**EXERCISE:** Copy the records from the line with "What elements are" up to and including the line with "Detect and localize", leaving out the pictures.

*** STORED ROWS ***

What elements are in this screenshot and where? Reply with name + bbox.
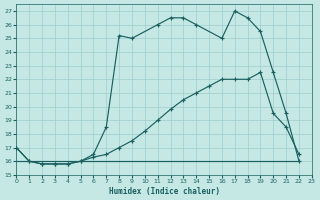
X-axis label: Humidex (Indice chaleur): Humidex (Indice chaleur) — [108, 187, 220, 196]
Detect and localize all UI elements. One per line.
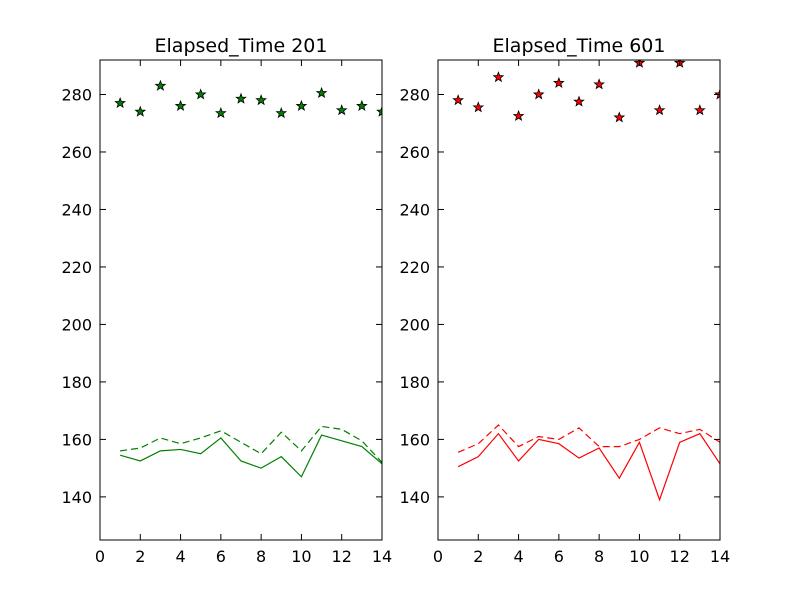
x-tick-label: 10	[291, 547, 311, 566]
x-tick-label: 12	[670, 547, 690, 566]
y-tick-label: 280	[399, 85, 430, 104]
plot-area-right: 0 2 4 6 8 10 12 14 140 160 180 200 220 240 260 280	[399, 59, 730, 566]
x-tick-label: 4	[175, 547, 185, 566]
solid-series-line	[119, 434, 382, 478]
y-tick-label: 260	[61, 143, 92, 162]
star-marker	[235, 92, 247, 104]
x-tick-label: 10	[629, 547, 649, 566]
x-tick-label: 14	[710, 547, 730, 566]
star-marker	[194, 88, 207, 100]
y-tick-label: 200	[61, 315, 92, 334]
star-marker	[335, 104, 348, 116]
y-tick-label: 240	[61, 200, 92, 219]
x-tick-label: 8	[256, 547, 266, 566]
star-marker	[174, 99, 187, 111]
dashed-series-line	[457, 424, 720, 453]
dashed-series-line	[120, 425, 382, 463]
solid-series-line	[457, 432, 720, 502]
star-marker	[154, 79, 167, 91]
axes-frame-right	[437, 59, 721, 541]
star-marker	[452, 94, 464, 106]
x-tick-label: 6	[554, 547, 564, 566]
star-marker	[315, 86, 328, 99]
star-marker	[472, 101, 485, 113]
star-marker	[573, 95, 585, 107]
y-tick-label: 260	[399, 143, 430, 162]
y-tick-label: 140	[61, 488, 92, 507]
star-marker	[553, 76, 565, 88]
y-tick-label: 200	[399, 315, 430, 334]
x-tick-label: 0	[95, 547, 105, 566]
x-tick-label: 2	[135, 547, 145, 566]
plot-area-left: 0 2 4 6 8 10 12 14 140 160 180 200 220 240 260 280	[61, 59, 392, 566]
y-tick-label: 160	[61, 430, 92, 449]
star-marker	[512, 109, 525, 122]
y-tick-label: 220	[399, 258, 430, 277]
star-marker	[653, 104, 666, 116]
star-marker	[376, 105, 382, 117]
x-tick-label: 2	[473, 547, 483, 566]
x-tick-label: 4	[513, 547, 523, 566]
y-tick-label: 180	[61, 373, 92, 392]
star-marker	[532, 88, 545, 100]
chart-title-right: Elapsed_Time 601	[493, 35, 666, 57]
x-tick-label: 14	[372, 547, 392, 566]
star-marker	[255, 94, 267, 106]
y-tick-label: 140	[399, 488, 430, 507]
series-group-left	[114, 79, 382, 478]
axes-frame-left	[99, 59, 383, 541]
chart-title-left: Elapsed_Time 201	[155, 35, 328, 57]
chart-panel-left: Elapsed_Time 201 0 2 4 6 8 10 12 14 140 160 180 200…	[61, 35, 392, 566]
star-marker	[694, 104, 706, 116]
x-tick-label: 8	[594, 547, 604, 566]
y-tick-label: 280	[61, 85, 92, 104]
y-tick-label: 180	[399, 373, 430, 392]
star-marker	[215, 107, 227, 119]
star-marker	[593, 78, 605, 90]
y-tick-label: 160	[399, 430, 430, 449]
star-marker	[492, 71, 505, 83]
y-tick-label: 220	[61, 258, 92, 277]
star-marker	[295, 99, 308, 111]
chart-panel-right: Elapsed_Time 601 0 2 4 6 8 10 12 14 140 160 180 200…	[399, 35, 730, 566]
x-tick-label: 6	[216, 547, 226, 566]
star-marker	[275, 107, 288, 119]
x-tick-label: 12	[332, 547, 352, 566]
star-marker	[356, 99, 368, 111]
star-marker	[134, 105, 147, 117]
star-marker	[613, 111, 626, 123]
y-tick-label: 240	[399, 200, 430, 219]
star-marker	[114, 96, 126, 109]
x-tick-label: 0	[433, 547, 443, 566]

***
*** STORED ROWS ***

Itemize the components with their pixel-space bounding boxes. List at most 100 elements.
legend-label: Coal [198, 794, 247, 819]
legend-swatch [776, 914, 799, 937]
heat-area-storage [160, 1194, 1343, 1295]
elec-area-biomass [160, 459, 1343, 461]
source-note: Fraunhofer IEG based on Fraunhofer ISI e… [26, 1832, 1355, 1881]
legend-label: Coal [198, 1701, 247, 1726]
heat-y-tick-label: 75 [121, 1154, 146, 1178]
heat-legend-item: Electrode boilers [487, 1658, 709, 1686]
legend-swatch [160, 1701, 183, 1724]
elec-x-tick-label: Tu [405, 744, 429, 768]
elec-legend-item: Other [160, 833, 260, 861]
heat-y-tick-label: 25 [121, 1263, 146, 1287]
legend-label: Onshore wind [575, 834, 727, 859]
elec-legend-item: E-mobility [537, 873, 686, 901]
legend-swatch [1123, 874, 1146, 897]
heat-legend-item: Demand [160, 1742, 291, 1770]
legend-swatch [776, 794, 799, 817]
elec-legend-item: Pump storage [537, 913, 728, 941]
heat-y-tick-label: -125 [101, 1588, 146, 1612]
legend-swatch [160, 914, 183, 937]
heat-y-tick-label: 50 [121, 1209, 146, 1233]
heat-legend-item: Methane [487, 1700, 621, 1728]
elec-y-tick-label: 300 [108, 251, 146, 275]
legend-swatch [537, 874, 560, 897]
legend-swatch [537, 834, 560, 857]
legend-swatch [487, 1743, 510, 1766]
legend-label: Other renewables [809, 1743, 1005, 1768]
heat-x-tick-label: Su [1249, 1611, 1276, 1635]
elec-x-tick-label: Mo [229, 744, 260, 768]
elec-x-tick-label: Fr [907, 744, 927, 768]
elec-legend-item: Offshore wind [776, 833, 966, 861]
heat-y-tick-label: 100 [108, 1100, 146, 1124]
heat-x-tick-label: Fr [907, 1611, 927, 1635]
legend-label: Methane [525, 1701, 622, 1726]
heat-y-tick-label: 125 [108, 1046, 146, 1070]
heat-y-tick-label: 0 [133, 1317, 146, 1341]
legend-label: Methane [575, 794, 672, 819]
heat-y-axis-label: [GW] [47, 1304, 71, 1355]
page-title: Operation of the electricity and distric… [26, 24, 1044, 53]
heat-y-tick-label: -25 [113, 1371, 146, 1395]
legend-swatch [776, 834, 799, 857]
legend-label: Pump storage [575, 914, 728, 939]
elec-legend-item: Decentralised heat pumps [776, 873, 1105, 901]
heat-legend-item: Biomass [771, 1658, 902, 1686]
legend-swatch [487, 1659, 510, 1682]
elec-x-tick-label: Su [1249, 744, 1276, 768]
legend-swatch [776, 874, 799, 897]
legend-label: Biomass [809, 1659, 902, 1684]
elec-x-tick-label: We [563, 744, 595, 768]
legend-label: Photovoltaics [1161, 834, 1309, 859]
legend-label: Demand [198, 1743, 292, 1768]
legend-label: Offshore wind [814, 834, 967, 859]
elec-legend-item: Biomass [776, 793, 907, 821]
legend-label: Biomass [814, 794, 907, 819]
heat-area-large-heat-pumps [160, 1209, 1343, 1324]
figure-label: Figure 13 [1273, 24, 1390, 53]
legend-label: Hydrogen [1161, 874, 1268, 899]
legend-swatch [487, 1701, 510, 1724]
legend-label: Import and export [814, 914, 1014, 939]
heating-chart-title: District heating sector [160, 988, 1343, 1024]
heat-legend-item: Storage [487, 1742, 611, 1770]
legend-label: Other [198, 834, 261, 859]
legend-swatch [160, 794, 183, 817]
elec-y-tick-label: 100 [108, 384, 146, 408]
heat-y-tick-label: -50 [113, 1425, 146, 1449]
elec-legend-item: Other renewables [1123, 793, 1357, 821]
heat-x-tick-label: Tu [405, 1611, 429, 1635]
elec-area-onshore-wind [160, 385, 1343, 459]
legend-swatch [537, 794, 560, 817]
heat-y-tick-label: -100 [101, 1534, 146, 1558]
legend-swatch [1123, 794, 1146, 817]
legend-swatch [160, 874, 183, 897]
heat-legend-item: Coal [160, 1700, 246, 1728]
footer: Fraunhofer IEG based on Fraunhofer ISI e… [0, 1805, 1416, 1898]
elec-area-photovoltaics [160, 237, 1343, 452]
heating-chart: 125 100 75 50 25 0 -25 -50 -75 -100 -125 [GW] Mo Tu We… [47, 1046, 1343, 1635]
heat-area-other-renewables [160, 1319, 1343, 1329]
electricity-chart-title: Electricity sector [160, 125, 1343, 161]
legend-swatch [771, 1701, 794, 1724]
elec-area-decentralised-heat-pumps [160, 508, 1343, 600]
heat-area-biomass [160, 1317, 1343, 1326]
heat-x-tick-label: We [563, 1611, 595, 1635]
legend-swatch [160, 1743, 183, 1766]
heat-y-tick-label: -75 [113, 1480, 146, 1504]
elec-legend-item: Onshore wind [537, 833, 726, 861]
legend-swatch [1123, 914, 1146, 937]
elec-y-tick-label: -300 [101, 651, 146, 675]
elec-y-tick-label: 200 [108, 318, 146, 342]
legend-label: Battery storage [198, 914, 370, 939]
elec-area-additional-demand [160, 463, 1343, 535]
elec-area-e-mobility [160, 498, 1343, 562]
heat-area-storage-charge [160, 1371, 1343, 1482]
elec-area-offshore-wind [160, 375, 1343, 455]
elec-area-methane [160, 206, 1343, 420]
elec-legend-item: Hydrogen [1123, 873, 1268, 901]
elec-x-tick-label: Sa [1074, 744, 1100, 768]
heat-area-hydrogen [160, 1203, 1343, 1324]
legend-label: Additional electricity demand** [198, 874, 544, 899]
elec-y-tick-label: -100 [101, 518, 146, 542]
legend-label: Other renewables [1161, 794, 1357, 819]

***
*** STORED ROWS ***

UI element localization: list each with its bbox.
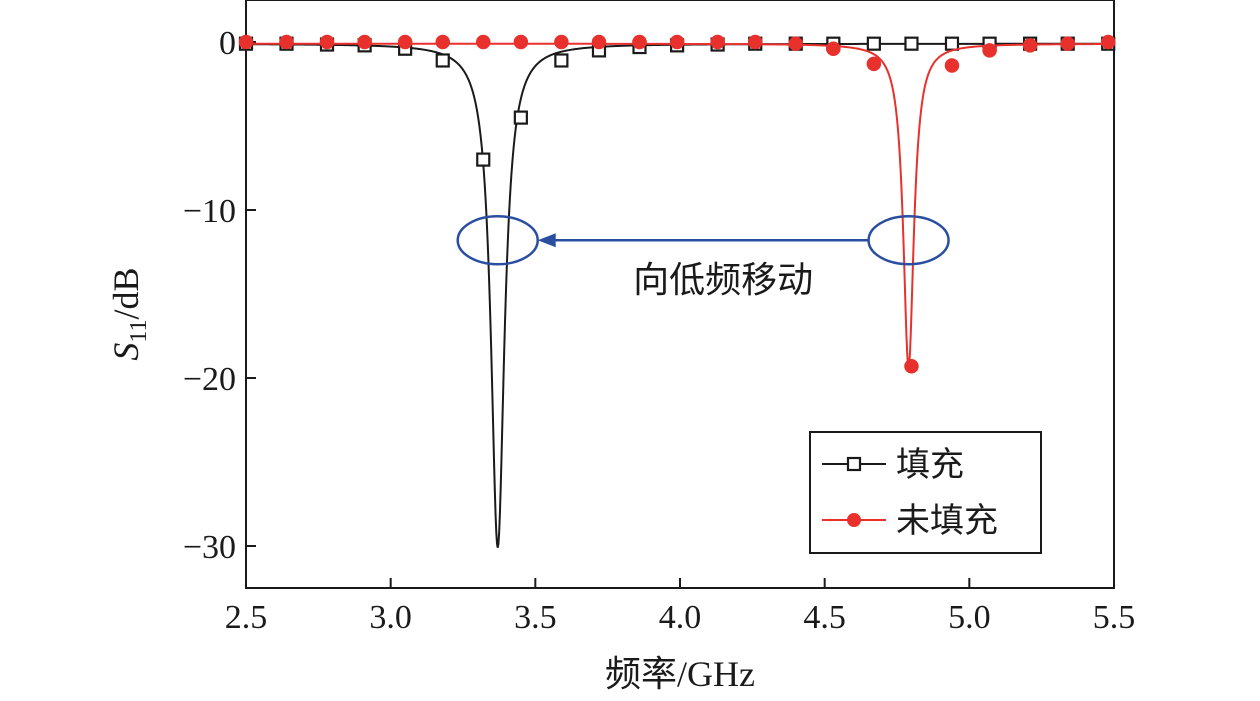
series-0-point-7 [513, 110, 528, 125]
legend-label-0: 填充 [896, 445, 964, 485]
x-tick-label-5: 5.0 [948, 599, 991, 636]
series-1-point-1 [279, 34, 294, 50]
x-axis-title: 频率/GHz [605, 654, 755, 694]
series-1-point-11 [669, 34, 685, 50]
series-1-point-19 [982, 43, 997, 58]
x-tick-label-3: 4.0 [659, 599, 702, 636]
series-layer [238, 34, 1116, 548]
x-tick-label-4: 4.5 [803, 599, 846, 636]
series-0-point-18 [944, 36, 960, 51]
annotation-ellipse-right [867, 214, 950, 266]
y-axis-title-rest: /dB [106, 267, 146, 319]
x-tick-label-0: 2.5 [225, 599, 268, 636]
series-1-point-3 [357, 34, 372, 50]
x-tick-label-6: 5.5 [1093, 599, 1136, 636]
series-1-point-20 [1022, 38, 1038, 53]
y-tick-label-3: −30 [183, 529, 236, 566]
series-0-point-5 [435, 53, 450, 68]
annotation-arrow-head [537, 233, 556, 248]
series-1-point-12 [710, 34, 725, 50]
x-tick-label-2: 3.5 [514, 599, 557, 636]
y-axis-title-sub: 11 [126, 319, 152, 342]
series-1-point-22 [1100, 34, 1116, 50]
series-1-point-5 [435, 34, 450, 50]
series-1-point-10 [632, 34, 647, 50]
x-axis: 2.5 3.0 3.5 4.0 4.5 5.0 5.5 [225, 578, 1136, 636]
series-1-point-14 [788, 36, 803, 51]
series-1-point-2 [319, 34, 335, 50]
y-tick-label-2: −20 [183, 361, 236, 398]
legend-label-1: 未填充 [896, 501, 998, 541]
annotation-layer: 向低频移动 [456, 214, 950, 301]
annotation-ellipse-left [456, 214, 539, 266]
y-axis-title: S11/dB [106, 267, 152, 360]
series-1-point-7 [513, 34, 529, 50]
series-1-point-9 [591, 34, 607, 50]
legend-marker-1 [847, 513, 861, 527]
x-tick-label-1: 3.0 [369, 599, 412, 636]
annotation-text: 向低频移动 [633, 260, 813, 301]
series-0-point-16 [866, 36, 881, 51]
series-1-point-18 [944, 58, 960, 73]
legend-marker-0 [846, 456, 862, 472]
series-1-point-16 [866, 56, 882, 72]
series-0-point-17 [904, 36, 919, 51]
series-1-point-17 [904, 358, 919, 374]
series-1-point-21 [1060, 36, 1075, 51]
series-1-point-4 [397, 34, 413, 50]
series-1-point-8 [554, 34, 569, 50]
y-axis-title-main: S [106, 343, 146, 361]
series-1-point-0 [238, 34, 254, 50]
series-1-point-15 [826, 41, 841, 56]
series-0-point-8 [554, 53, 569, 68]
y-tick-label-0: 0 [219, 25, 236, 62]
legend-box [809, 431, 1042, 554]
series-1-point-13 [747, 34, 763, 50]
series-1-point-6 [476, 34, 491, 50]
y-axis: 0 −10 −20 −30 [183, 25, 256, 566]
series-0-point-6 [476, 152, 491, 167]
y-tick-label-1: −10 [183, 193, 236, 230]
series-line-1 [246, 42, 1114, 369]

***

**RESULT:**
What elements are in this screenshot and where? Reply with name + bbox.
X-axis label: Humidex (Indice chaleur): Humidex (Indice chaleur) — [108, 187, 220, 196]
Detect and localize all UI elements. One per line.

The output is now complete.